## Provided data
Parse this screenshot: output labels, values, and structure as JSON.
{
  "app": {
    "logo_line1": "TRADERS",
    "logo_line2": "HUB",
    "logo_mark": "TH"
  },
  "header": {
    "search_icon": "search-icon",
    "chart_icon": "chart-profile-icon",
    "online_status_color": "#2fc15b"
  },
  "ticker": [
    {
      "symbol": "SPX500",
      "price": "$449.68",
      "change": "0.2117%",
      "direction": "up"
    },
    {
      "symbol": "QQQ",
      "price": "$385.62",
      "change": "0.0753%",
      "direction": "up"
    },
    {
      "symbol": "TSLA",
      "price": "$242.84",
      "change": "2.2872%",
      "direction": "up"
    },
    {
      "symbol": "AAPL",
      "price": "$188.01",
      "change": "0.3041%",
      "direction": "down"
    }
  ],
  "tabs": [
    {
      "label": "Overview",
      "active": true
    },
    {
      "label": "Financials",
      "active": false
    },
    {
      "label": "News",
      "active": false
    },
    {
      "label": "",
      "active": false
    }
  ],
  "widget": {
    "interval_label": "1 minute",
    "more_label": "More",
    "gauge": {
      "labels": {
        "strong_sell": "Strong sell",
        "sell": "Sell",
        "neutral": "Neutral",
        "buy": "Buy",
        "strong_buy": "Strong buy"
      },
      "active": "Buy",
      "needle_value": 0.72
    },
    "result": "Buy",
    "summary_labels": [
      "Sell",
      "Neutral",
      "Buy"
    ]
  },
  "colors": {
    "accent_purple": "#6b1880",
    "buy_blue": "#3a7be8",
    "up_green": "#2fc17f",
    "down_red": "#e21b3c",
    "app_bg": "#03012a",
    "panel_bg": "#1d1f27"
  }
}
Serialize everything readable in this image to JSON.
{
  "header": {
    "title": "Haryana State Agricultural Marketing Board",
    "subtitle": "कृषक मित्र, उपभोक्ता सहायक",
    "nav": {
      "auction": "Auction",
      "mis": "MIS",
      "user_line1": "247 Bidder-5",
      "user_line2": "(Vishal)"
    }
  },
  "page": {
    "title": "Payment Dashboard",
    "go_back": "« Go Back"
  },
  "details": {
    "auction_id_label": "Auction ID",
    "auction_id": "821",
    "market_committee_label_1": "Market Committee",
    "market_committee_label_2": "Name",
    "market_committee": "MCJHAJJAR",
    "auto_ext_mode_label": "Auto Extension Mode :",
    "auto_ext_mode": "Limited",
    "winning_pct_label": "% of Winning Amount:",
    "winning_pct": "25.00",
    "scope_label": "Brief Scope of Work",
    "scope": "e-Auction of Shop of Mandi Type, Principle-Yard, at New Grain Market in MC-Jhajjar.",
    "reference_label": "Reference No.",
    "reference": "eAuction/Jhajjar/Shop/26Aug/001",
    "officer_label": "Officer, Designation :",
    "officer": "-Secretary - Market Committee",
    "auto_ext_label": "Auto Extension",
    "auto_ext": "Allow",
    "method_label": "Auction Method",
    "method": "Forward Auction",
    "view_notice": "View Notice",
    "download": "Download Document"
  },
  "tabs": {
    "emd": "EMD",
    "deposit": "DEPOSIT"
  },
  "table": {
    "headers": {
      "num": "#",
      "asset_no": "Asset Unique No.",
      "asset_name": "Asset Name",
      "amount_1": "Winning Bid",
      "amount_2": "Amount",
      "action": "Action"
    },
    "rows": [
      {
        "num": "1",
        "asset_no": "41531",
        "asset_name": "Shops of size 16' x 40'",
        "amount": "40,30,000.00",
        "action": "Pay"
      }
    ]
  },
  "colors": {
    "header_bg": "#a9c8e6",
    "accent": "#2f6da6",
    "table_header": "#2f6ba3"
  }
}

## The problem
Check every line of the entries above for the word "Extension" and report how many lines contain it, giving the number only.

## Expected answer
2